### Exercise aim
Omit the images, then output each of the records below exactly.

### Stored rows
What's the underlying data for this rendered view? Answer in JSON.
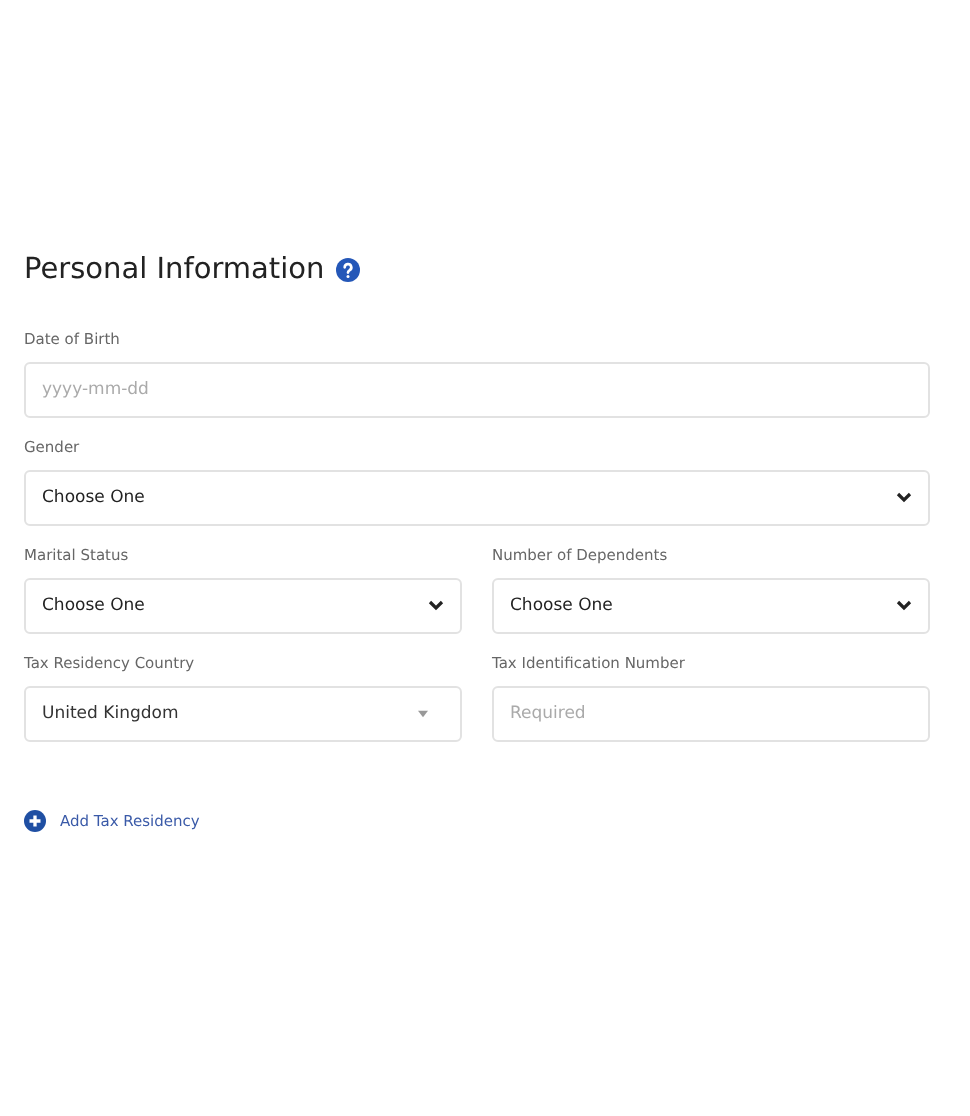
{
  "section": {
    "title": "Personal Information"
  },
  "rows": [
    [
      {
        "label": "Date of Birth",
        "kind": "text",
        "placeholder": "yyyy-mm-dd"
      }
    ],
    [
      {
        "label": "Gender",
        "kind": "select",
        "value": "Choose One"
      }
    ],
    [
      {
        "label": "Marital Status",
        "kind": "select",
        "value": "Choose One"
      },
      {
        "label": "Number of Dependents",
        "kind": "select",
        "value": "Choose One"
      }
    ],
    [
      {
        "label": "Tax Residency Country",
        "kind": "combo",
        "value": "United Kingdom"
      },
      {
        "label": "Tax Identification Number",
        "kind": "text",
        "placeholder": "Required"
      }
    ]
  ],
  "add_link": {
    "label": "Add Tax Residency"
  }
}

### Written reply
What's the underlying data for this rendered view? Answer in JSON.
{
  "section": {
    "title": "Personal Information"
  },
  "rows": [
    [
      {
        "label": "Date of Birth",
        "kind": "text",
        "placeholder": "yyyy-mm-dd"
      }
    ],
    [
      {
        "label": "Gender",
        "kind": "select",
        "value": "Choose One"
      }
    ],
    [
      {
        "label": "Marital Status",
        "kind": "select",
        "value": "Choose One"
      },
      {
        "label": "Number of Dependents",
        "kind": "select",
        "value": "Choose One"
      }
    ],
    [
      {
        "label": "Tax Residency Country",
        "kind": "combo",
        "value": "United Kingdom"
      },
      {
        "label": "Tax Identification Number",
        "kind": "text",
        "placeholder": "Required"
      }
    ]
  ],
  "add_link": {
    "label": "Add Tax Residency"
  }
}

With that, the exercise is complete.